(Data excerpts)
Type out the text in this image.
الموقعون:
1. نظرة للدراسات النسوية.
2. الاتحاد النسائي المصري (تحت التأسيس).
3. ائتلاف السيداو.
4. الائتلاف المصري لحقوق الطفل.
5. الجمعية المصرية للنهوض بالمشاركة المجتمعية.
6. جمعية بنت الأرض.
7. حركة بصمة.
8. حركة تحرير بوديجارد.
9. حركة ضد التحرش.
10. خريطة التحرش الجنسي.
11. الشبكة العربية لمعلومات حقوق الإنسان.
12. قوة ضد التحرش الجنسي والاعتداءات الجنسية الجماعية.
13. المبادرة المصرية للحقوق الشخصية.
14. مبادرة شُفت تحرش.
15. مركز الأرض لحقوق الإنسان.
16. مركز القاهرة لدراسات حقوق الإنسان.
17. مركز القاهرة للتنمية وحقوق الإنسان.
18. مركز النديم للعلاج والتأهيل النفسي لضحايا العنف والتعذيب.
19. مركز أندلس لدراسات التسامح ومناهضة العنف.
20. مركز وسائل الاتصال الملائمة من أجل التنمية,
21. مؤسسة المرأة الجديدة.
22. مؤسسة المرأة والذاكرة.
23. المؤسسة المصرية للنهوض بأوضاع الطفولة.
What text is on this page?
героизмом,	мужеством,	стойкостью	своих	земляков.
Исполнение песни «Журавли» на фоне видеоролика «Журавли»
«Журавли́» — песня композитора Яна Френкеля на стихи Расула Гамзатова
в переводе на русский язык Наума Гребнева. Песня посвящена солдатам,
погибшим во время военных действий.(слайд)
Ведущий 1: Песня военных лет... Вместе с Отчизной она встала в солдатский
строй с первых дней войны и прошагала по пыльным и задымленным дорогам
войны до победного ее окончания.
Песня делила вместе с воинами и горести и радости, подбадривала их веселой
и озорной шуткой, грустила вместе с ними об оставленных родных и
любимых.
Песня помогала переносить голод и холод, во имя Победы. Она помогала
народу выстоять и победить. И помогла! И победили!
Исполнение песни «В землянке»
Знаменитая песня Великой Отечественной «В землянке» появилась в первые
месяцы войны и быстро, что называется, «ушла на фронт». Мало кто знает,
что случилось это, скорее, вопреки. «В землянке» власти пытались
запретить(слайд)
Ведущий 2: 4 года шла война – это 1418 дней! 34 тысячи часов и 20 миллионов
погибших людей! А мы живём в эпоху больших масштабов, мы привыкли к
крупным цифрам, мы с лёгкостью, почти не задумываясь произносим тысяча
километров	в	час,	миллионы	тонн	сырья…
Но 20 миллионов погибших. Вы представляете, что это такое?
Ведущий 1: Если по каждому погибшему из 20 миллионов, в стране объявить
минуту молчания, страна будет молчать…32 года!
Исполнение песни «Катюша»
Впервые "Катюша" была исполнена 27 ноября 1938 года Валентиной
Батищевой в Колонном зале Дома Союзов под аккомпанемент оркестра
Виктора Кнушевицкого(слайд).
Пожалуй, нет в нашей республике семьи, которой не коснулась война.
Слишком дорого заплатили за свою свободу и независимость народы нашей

### [Problem requirements]
Return every line exactly.

### [Problem solution]
Type out the text in this image.
الموقعون:
1. نظرة للدراسات النسوية.
2. الاتحاد النسائي المصري (تحت التأسيس).
3. ائتلاف السيداو.
4. الائتلاف المصري لحقوق الطفل.
5. الجمعية المصرية للنهوض بالمشاركة المجتمعية.
6. جمعية بنت الأرض.
7. حركة بصمة.
8. حركة تحرير بوديجارد.
9. حركة ضد التحرش.
10. خريطة التحرش الجنسي.
11. الشبكة العربية لمعلومات حقوق الإنسان.
12. قوة ضد التحرش الجنسي والاعتداءات الجنسية الجماعية.
13. المبادرة المصرية للحقوق الشخصية.
14. مبادرة شُفت تحرش.
15. مركز الأرض لحقوق الإنسان.
16. مركز القاهرة لدراسات حقوق الإنسان.
17. مركز القاهرة للتنمية وحقوق الإنسان.
18. مركز النديم للعلاج والتأهيل النفسي لضحايا العنف والتعذيب.
19. مركز أندلس لدراسات التسامح ومناهضة العنف.
20. مركز وسائل الاتصال الملائمة من أجل التنمية,
21. مؤسسة المرأة الجديدة.
22. مؤسسة المرأة والذاكرة.
23. المؤسسة المصرية للنهوض بأوضاع الطفولة.
What text is on this page?
героизмом,	мужеством,	стойкостью	своих	земляков.
Исполнение песни «Журавли» на фоне видеоролика «Журавли»
«Журавли́» — песня композитора Яна Френкеля на стихи Расула Гамзатова
в переводе на русский язык Наума Гребнева. Песня посвящена солдатам,
погибшим во время военных действий.(слайд)
Ведущий 1: Песня военных лет... Вместе с Отчизной она встала в солдатский
строй с первых дней войны и прошагала по пыльным и задымленным дорогам
войны до победного ее окончания.
Песня делила вместе с воинами и горести и радости, подбадривала их веселой
и озорной шуткой, грустила вместе с ними об оставленных родных и
любимых.
Песня помогала переносить голод и холод, во имя Победы. Она помогала
народу выстоять и победить. И помогла! И победили!
Исполнение песни «В землянке»
Знаменитая песня Великой Отечественной «В землянке» появилась в первые
месяцы войны и быстро, что называется, «ушла на фронт». Мало кто знает,
что случилось это, скорее, вопреки. «В землянке» власти пытались
запретить(слайд)
Ведущий 2: 4 года шла война – это 1418 дней! 34 тысячи часов и 20 миллионов
погибших людей! А мы живём в эпоху больших масштабов, мы привыкли к
крупным цифрам, мы с лёгкостью, почти не задумываясь произносим тысяча
километров	в	час,	миллионы	тонн	сырья…
Но 20 миллионов погибших. Вы представляете, что это такое?
Ведущий 1: Если по каждому погибшему из 20 миллионов, в стране объявить
минуту молчания, страна будет молчать…32 года!
Исполнение песни «Катюша»
Впервые "Катюша" была исполнена 27 ноября 1938 года Валентиной
Батищевой в Колонном зале Дома Союзов под аккомпанемент оркестра
Виктора Кнушевицкого(слайд).
Пожалуй, нет в нашей республике семьи, которой не коснулась война.
Слишком дорого заплатили за свою свободу и независимость народы нашей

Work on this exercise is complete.